• _TO BE DONE_:
Find the lines that hold the word "this" and return them.

• _GIVEN RECORDS_:
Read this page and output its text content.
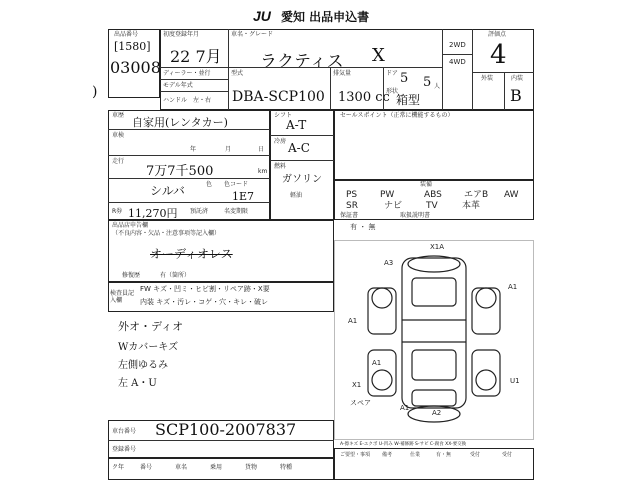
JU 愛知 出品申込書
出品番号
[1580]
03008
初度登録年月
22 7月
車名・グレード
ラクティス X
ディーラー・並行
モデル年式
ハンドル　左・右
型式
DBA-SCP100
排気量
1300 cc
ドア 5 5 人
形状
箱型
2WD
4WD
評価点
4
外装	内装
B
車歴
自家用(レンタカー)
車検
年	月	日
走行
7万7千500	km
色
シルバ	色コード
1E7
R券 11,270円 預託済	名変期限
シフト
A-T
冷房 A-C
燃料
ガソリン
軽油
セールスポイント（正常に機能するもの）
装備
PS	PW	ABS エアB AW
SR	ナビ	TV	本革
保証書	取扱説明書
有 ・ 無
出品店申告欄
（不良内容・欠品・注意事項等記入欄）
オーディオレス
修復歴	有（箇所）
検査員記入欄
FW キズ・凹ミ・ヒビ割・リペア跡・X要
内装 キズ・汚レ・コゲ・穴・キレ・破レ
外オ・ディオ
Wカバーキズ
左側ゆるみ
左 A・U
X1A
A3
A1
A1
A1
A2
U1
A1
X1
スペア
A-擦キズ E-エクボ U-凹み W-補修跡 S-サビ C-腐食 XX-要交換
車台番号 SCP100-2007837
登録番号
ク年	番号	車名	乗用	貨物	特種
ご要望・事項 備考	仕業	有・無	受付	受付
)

...

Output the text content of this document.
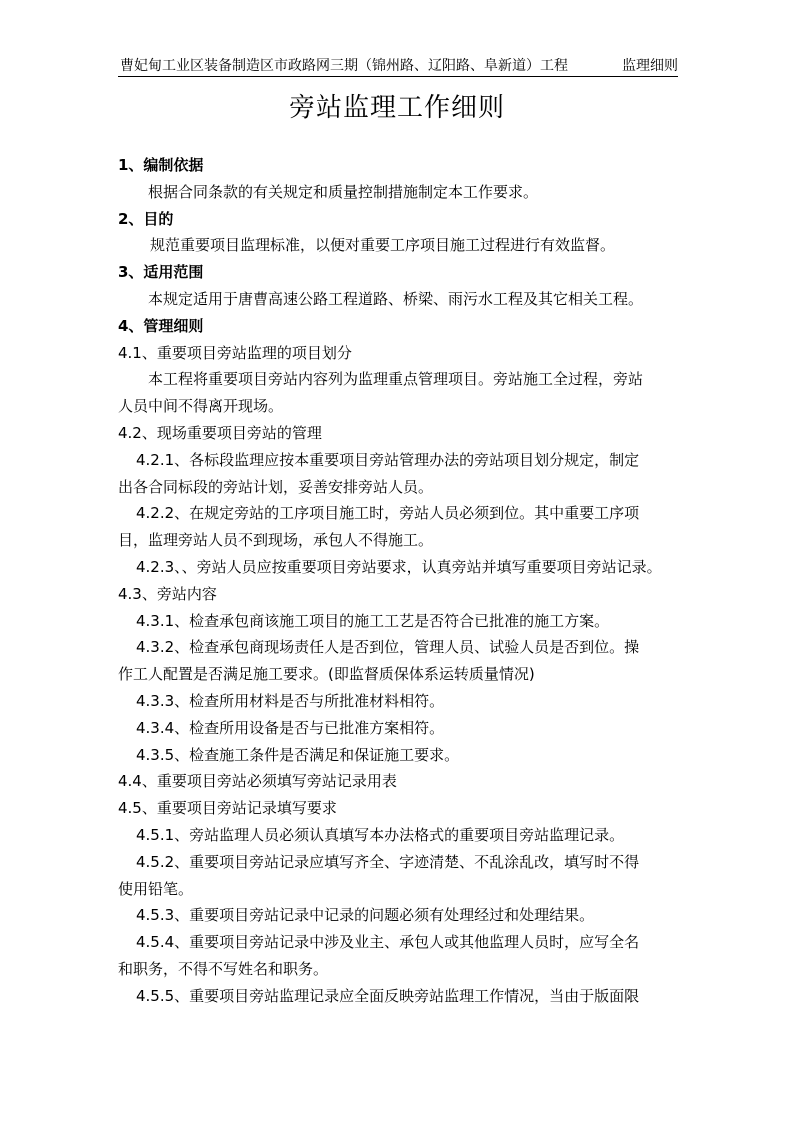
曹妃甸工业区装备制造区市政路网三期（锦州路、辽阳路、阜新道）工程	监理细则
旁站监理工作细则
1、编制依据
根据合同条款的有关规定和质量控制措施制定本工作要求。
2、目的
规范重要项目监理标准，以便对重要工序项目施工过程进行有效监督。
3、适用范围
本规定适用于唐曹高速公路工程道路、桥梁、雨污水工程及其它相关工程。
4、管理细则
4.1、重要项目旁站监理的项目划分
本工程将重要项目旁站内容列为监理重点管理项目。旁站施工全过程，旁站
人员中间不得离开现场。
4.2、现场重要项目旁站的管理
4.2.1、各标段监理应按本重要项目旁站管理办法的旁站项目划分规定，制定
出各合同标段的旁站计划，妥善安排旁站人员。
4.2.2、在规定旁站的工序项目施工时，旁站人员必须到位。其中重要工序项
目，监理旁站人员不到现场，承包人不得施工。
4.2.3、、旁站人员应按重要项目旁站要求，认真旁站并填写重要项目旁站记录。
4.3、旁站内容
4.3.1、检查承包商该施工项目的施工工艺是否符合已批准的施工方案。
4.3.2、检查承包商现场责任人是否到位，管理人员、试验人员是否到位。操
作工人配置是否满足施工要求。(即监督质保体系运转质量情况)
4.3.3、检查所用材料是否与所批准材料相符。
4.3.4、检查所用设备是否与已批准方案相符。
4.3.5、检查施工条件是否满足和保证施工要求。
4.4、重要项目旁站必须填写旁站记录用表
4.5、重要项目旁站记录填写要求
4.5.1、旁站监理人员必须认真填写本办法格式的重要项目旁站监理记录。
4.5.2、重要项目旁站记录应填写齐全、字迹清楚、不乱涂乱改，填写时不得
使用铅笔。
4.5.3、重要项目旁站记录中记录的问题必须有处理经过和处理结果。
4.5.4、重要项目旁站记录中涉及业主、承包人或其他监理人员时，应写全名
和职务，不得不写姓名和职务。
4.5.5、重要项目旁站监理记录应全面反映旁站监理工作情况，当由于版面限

• _FINAL ANSWER_:
Read this page and output its text content.
Output the text content of this document.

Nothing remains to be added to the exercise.